Records that describe figures:
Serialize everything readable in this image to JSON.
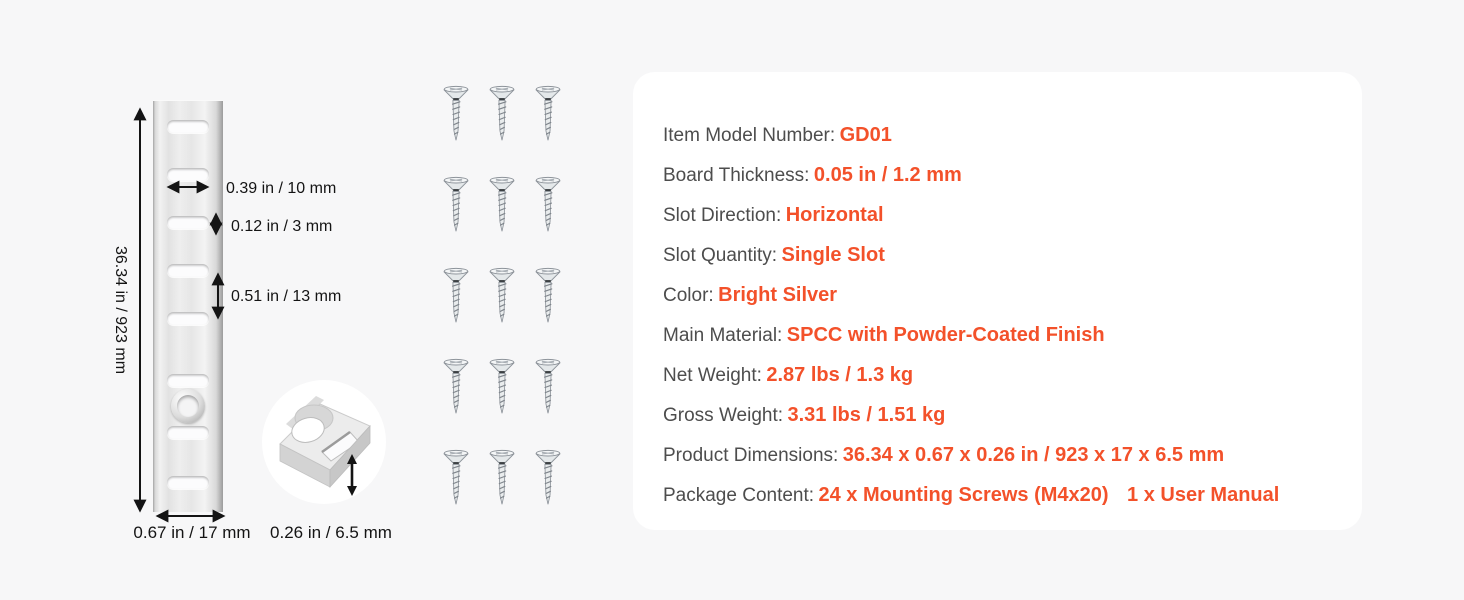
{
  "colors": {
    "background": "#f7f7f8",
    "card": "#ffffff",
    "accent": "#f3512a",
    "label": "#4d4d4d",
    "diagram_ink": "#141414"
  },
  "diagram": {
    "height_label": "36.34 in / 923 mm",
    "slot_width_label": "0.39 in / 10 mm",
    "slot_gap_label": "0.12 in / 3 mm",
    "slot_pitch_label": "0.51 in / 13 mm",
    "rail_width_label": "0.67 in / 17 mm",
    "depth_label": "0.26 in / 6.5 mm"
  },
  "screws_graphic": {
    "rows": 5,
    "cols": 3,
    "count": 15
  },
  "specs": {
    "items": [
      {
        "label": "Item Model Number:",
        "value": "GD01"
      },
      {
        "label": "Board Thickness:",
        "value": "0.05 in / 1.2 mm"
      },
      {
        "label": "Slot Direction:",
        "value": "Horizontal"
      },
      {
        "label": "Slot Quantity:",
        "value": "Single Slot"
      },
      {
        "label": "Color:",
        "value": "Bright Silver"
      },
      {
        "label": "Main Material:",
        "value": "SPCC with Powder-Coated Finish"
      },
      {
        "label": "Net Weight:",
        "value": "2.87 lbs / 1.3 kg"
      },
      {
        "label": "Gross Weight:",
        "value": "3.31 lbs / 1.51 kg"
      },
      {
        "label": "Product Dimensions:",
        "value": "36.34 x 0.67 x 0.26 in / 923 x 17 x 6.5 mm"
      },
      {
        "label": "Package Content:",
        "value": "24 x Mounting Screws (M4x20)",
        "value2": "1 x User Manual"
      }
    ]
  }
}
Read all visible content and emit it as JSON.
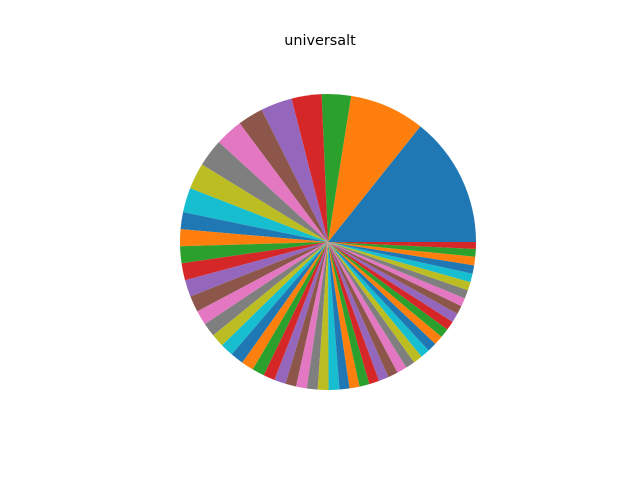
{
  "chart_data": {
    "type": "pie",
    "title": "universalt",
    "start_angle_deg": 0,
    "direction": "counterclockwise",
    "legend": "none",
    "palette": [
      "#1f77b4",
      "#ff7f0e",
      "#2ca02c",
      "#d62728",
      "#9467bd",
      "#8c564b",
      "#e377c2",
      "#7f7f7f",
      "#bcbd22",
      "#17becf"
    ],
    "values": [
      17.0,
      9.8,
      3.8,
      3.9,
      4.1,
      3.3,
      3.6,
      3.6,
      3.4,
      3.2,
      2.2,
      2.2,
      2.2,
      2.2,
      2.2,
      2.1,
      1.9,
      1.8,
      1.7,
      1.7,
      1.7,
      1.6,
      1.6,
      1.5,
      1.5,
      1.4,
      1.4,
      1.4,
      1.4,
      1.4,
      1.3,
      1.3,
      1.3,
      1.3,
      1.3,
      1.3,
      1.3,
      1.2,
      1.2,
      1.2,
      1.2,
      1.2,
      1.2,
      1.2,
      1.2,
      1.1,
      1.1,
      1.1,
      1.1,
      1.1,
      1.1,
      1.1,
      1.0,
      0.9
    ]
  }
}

What you have to do: Write every record out again exactly; no pictures belong in the copy.

Worked solution:
Serialize everything readable in this image to JSON.
{
  "colors": {
    "background": "#f7f7f8",
    "card": "#ffffff",
    "accent": "#f3512a",
    "label": "#4d4d4d",
    "diagram_ink": "#141414"
  },
  "diagram": {
    "height_label": "36.34 in / 923 mm",
    "slot_width_label": "0.39 in / 10 mm",
    "slot_gap_label": "0.12 in / 3 mm",
    "slot_pitch_label": "0.51 in / 13 mm",
    "rail_width_label": "0.67 in / 17 mm",
    "depth_label": "0.26 in / 6.5 mm"
  },
  "screws_graphic": {
    "rows": 5,
    "cols": 3,
    "count": 15
  },
  "specs": {
    "items": [
      {
        "label": "Item Model Number:",
        "value": "GD01"
      },
      {
        "label": "Board Thickness:",
        "value": "0.05 in / 1.2 mm"
      },
      {
        "label": "Slot Direction:",
        "value": "Horizontal"
      },
      {
        "label": "Slot Quantity:",
        "value": "Single Slot"
      },
      {
        "label": "Color:",
        "value": "Bright Silver"
      },
      {
        "label": "Main Material:",
        "value": "SPCC with Powder-Coated Finish"
      },
      {
        "label": "Net Weight:",
        "value": "2.87 lbs / 1.3 kg"
      },
      {
        "label": "Gross Weight:",
        "value": "3.31 lbs / 1.51 kg"
      },
      {
        "label": "Product Dimensions:",
        "value": "36.34 x 0.67 x 0.26 in / 923 x 17 x 6.5 mm"
      },
      {
        "label": "Package Content:",
        "value": "24 x Mounting Screws (M4x20)",
        "value2": "1 x User Manual"
      }
    ]
  }
}
Read all visible content and emit it as JSON.
{
  "chart_data": {
    "type": "pie",
    "title": "universalt",
    "start_angle_deg": 0,
    "direction": "counterclockwise",
    "legend": "none",
    "palette": [
      "#1f77b4",
      "#ff7f0e",
      "#2ca02c",
      "#d62728",
      "#9467bd",
      "#8c564b",
      "#e377c2",
      "#7f7f7f",
      "#bcbd22",
      "#17becf"
    ],
    "values": [
      17.0,
      9.8,
      3.8,
      3.9,
      4.1,
      3.3,
      3.6,
      3.6,
      3.4,
      3.2,
      2.2,
      2.2,
      2.2,
      2.2,
      2.2,
      2.1,
      1.9,
      1.8,
      1.7,
      1.7,
      1.7,
      1.6,
      1.6,
      1.5,
      1.5,
      1.4,
      1.4,
      1.4,
      1.4,
      1.4,
      1.3,
      1.3,
      1.3,
      1.3,
      1.3,
      1.3,
      1.3,
      1.2,
      1.2,
      1.2,
      1.2,
      1.2,
      1.2,
      1.2,
      1.2,
      1.1,
      1.1,
      1.1,
      1.1,
      1.1,
      1.1,
      1.1,
      1.0,
      0.9
    ]
  }
}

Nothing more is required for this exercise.